● **Given problem**:
Lines containing "image" are to be counted. Report the count alone.
......
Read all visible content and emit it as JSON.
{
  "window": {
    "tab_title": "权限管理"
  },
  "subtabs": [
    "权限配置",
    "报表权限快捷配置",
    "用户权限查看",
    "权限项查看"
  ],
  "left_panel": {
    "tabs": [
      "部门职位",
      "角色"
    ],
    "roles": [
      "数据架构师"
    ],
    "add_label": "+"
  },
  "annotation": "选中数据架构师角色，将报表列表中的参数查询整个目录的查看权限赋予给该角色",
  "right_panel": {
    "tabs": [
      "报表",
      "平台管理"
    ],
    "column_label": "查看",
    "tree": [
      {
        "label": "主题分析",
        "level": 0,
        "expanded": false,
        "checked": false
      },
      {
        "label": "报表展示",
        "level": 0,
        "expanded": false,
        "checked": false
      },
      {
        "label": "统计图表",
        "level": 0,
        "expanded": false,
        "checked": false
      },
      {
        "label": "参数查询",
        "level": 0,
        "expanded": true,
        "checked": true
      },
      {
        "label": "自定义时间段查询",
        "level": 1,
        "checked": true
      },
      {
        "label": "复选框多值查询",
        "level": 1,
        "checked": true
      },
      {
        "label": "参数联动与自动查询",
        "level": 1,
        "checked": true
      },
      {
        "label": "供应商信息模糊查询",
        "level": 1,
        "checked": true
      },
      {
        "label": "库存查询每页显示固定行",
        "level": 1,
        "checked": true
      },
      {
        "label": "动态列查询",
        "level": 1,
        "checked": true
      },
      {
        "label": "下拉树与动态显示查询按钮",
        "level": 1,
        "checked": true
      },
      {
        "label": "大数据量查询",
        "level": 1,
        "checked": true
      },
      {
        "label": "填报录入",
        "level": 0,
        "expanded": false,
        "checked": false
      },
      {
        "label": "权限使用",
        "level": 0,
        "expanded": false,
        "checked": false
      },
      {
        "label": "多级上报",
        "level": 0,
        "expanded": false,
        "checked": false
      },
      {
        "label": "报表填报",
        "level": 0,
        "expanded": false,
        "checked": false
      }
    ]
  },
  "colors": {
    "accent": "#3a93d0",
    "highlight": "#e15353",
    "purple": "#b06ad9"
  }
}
......
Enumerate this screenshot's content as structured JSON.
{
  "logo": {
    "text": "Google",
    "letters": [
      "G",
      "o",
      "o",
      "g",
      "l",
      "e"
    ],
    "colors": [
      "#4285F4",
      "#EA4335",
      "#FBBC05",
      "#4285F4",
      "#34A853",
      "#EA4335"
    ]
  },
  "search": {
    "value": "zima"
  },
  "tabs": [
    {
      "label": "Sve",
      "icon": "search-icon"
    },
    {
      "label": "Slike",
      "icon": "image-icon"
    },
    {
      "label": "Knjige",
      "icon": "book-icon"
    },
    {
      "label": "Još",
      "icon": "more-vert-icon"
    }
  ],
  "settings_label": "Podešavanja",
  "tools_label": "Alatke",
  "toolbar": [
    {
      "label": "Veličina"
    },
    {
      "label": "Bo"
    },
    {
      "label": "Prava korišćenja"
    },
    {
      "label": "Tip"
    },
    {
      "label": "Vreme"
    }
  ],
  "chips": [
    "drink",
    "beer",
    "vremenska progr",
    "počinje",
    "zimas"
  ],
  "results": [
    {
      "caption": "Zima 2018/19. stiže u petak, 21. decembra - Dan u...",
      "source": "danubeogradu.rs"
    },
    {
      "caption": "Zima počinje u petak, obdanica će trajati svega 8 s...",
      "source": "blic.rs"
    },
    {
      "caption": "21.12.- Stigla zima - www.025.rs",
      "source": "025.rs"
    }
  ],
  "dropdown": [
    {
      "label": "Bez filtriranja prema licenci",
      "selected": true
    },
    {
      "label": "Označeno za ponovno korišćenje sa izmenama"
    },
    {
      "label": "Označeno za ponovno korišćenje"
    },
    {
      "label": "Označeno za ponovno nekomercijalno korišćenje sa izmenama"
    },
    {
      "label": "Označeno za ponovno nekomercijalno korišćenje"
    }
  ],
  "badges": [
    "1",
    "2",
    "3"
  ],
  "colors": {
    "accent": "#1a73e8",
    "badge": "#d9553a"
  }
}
......
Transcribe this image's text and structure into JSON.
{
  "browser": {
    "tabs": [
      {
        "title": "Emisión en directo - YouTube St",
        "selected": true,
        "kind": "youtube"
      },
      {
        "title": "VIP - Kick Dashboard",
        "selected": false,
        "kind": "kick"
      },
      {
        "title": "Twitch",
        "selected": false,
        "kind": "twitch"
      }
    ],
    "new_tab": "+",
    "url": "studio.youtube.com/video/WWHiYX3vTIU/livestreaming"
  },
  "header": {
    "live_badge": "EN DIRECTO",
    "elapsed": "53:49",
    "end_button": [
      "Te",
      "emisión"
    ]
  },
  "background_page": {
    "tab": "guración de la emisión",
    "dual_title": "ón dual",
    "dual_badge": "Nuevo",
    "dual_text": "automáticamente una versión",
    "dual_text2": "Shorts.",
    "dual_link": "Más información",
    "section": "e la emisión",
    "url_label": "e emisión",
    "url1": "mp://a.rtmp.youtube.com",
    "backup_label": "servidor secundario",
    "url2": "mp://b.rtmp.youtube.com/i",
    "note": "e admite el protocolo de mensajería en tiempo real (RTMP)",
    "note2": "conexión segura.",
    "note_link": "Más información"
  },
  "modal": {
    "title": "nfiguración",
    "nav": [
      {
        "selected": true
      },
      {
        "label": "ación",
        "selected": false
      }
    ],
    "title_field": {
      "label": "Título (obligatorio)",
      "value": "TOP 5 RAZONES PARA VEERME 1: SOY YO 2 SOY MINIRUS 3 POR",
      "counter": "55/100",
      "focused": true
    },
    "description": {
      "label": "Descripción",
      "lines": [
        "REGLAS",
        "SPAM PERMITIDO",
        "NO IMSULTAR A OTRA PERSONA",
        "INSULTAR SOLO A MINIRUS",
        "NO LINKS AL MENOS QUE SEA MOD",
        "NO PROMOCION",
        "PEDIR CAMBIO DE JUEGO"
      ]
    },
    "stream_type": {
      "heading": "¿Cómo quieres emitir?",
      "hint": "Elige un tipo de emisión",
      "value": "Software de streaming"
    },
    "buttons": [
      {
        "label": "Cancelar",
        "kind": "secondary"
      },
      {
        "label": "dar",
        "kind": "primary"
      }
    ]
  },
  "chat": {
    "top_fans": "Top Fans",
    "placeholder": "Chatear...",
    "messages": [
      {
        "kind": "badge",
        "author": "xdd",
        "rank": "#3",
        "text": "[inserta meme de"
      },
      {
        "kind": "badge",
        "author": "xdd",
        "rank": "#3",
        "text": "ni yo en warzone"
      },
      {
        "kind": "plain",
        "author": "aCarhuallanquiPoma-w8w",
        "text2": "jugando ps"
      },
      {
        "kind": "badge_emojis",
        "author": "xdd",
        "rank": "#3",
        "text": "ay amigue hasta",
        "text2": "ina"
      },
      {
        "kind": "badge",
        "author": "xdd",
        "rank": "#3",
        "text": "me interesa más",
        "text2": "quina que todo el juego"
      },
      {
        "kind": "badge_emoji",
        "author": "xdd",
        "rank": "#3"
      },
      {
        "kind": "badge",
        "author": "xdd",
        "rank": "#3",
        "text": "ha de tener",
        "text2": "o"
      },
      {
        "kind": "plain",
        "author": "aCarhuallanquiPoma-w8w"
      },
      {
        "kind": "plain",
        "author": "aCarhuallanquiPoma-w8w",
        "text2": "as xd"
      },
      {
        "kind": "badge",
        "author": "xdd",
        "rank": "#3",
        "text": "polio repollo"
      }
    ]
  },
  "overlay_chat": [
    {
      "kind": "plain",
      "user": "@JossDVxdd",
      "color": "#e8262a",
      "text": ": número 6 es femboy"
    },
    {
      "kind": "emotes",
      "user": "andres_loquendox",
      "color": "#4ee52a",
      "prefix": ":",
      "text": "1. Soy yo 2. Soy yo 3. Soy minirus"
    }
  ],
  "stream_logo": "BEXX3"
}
......
● **Solution for this problem**:
2